Dataset records on visual material:

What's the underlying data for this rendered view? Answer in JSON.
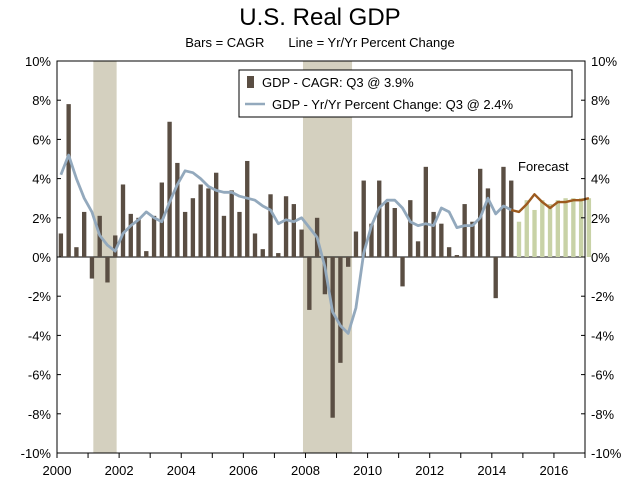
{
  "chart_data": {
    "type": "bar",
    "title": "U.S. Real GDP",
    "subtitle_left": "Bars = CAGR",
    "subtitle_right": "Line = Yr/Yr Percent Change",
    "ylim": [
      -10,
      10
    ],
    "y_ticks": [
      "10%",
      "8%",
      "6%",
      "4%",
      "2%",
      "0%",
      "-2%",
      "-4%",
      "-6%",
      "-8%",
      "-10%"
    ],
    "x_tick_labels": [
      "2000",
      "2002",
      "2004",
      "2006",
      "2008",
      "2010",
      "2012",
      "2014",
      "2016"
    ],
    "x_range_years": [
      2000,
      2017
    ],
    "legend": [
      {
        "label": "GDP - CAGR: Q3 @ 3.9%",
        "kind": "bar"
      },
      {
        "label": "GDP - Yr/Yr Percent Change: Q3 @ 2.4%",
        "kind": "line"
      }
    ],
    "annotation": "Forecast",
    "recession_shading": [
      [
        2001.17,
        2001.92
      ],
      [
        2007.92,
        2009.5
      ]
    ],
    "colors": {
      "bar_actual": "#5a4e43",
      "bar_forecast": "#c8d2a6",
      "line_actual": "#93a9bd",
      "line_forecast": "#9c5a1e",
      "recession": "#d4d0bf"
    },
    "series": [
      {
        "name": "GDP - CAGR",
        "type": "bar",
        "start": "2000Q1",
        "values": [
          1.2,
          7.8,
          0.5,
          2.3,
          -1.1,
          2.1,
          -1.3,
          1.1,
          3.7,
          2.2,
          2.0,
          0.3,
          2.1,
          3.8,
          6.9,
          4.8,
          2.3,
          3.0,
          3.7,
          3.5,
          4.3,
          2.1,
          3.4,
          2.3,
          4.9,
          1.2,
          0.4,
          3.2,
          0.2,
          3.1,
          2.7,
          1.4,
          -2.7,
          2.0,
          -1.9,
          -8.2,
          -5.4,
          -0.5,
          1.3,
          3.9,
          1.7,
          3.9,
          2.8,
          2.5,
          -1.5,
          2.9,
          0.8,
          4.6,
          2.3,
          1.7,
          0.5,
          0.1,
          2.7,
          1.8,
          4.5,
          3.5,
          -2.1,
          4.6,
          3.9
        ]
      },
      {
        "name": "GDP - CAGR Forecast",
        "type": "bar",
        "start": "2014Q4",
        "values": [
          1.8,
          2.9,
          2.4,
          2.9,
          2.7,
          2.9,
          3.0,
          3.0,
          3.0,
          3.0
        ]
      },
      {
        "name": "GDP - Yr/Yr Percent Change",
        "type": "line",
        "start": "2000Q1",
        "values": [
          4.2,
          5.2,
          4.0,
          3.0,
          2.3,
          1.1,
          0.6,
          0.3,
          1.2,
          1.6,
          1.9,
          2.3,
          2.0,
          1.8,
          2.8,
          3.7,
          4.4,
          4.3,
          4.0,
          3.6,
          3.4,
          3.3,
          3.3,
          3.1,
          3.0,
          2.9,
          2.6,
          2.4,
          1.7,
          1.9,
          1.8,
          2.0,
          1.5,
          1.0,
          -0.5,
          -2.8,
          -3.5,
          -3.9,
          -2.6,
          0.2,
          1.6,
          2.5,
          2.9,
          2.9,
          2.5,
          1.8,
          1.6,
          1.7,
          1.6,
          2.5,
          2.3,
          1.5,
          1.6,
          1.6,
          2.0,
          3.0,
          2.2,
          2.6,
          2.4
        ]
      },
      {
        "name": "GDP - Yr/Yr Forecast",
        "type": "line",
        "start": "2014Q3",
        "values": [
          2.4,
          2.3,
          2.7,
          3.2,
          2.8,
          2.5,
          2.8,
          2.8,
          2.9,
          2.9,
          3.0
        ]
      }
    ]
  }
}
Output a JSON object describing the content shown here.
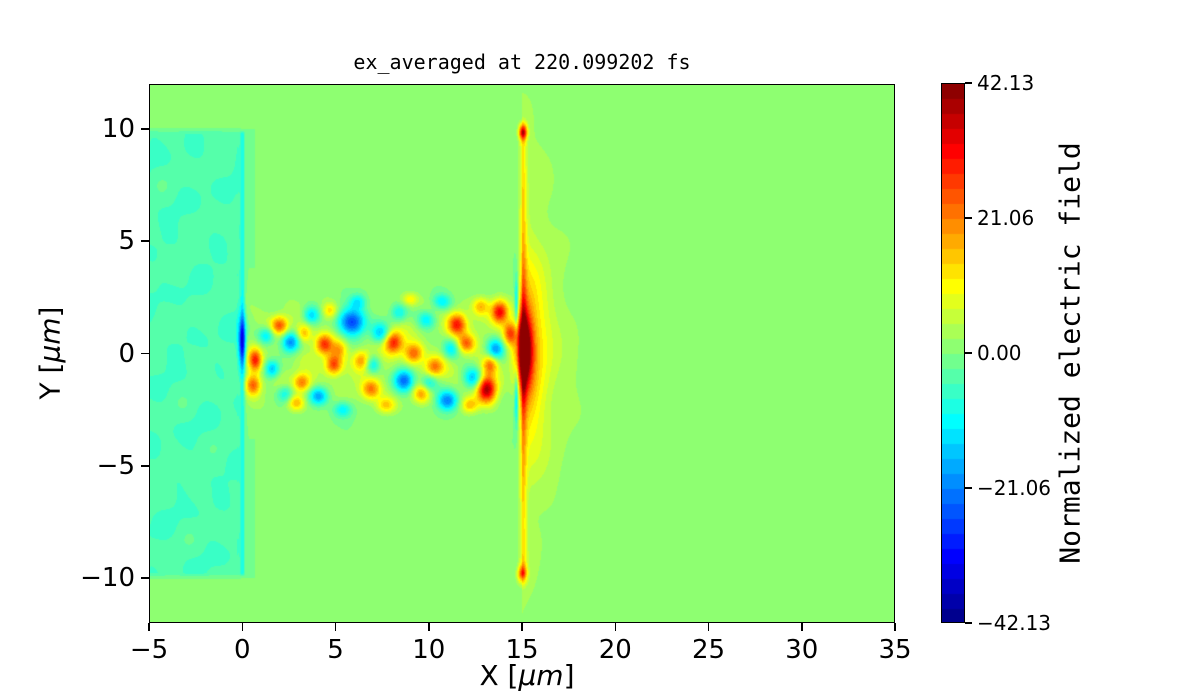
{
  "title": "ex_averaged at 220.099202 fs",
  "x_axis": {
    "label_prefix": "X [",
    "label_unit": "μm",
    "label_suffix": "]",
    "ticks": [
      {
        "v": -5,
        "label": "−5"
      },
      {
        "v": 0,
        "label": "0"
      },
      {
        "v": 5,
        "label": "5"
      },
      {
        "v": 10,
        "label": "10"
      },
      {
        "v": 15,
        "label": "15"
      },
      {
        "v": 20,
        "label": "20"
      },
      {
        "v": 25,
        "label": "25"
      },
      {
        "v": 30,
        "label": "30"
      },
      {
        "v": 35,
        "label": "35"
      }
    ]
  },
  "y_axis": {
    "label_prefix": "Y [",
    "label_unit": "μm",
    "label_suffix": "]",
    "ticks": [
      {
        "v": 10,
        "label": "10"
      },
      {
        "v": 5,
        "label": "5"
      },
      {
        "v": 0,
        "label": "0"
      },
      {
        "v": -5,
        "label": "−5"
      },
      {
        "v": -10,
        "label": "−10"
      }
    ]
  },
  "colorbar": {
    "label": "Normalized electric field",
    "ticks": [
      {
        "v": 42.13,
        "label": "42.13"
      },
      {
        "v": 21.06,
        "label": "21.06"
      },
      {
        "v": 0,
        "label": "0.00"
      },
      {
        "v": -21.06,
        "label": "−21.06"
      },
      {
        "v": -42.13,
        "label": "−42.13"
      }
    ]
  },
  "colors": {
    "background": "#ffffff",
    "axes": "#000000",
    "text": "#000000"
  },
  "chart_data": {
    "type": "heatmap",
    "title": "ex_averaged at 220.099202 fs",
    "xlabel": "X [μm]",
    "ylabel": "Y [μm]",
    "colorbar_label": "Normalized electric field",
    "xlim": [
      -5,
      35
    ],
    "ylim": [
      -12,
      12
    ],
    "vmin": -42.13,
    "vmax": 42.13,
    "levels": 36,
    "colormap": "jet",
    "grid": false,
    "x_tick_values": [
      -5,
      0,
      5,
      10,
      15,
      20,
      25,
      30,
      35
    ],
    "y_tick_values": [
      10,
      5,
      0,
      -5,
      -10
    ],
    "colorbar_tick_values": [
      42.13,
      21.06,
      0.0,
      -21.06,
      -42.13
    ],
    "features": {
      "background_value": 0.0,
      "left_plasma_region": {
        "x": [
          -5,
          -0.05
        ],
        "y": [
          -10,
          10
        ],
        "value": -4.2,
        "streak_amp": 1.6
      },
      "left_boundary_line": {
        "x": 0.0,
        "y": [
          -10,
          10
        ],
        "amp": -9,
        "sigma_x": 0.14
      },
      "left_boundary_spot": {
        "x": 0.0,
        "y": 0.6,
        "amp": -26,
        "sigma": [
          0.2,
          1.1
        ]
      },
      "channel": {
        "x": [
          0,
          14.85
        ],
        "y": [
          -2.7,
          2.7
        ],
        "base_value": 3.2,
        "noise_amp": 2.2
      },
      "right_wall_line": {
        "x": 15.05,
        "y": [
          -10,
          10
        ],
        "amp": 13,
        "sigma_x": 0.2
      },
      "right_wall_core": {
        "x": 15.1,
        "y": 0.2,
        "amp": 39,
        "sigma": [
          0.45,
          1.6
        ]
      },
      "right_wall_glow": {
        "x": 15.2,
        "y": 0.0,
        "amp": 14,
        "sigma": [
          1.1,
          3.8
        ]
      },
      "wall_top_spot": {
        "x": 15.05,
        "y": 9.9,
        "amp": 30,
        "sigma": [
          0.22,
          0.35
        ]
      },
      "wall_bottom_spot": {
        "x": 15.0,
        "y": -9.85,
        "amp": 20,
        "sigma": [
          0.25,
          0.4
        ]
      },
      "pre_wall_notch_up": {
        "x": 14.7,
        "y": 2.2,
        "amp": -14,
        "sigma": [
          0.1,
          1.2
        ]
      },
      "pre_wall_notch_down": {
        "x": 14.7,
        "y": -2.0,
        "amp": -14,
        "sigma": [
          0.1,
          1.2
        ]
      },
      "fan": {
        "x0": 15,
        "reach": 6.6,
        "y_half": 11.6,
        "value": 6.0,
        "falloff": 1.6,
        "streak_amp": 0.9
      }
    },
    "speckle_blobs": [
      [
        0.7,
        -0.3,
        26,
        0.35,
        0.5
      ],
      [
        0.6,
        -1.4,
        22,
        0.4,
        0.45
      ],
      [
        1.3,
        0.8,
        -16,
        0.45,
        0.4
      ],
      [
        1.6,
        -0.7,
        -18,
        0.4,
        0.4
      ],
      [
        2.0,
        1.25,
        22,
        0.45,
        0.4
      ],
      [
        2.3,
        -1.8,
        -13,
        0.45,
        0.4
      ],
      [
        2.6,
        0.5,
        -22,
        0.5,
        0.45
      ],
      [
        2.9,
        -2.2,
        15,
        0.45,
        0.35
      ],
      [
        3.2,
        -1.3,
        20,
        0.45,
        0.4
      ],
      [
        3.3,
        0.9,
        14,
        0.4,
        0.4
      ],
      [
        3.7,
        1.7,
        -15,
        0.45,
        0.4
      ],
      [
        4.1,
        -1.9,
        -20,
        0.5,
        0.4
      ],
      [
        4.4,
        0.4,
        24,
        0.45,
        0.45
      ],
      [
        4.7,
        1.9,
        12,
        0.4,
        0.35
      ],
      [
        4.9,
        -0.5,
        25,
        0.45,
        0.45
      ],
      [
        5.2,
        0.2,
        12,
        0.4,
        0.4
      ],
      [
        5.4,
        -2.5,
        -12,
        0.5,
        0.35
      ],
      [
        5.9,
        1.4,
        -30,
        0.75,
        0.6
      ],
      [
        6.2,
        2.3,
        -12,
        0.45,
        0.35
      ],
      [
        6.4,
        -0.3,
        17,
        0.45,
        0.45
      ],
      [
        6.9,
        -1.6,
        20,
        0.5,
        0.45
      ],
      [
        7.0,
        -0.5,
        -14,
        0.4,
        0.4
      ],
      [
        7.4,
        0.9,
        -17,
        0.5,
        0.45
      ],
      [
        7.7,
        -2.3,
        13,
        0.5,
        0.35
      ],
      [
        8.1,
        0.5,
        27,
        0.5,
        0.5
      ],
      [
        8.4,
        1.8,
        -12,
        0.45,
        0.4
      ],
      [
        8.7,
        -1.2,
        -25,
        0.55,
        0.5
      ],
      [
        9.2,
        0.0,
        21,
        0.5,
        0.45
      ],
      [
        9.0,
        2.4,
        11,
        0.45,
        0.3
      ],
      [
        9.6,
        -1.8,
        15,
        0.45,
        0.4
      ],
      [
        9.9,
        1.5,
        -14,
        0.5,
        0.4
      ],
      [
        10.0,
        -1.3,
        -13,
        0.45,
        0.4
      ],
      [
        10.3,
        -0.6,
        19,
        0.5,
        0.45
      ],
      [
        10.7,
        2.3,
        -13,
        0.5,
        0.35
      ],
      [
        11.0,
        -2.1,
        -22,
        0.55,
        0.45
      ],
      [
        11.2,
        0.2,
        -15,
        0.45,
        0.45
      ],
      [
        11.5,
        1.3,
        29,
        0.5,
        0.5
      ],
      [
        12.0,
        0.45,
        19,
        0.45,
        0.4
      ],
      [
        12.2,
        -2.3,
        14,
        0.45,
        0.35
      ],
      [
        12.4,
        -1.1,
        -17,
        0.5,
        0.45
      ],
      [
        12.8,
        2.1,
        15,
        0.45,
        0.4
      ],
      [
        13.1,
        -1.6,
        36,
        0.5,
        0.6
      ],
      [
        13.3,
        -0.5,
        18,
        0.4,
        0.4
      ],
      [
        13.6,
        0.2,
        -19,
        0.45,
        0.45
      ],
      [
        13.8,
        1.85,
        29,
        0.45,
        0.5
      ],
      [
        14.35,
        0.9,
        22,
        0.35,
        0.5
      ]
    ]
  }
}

WRITTEN REQUEST
Establish how many lines of the records contain the string "Percent" and state that number without elaboration.

TASK SOLUTION
3